==== Excerpted passage ====
Customer churn is a big challenge for Regork Telecom—it means losing revenue and spending more to replace customers. Keeping existing customers is not only cheaper but also better for business, so it’s important to figure out why people leave.
I focused on customer tenure and monthly charges to find patterns tied to churn. Using data analysis and predictive models, I looked at what influences churn and built tools to spot customers most at risk.
This analysis shows how Regork can reduce churn by focusing on customers with short tenure or high monthly charges. Acting on these insights will help improve retention, keep customers happy, and protect revenue.
The packages you need to load/install are:
# Load libraries
library(tidymodels)
library(tidyverse)
library(kableExtra)
library(vip)
The dataset needed for this is:
# Load the dataset
data <- read_csv("customer_retention.csv")
====
• _Written task A_
Based on the churn write-up, say whether each statement agrees with it: (i) the analysis centered on customer tenure and monthly charges; (ii) the dataset is read from an Excel file; (iii) keeping existing customers costs more than replacing them. Answer yes or no for each and quote the words that decide it.
==== Records provided ====
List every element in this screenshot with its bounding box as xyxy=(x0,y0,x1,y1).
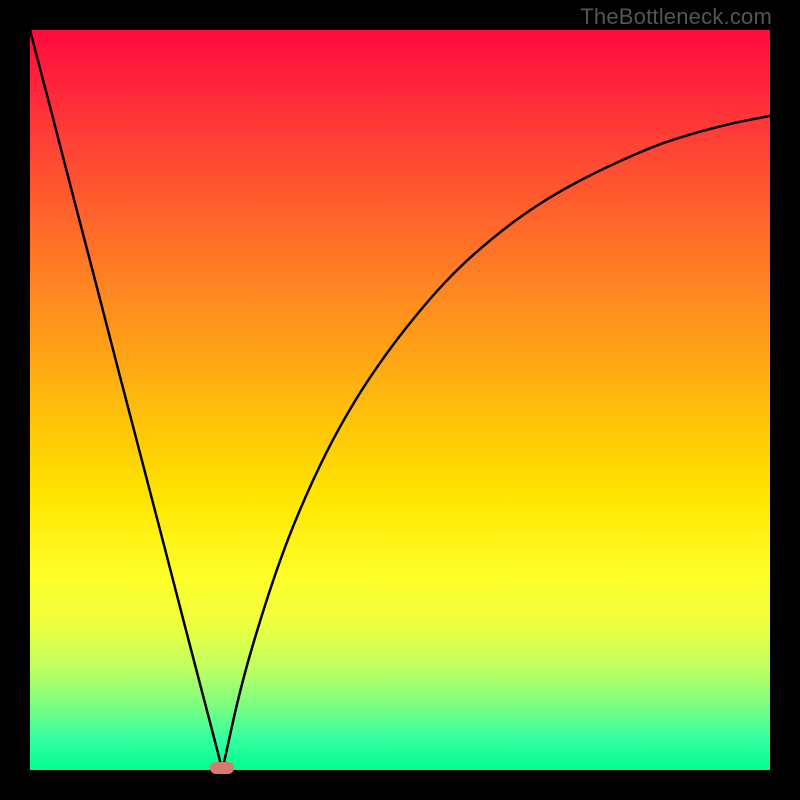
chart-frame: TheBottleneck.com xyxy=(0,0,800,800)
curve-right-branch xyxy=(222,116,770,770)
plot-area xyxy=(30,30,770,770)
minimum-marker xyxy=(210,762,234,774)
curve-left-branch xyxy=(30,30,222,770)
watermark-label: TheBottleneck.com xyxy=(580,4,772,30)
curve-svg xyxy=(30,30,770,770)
====
• _Written task B_
Reproduce every line of the stored entries above word for word, omitting the picture.

• _Exercise response A_
(i) Yes: "I focused on customer tenure and monthly charges to find patterns tied to churn."
(ii) No: data <- read_csv("customer_retention.csv")
(iii) No: "Keeping existing customers is not only cheaper but also better for business"

• _Exercise response B_
List every element in this screenshot with its bounding box as xyxy=(x0,y0,x1,y1).
chart-frame: TheBottleneck.com xyxy=(0,0,800,800)
curve-right-branch xyxy=(222,116,770,770)
plot-area xyxy=(30,30,770,770)
minimum-marker xyxy=(210,762,234,774)
curve-left-branch xyxy=(30,30,222,770)
watermark-label: TheBottleneck.com xyxy=(580,4,772,30)
curve-svg xyxy=(30,30,770,770)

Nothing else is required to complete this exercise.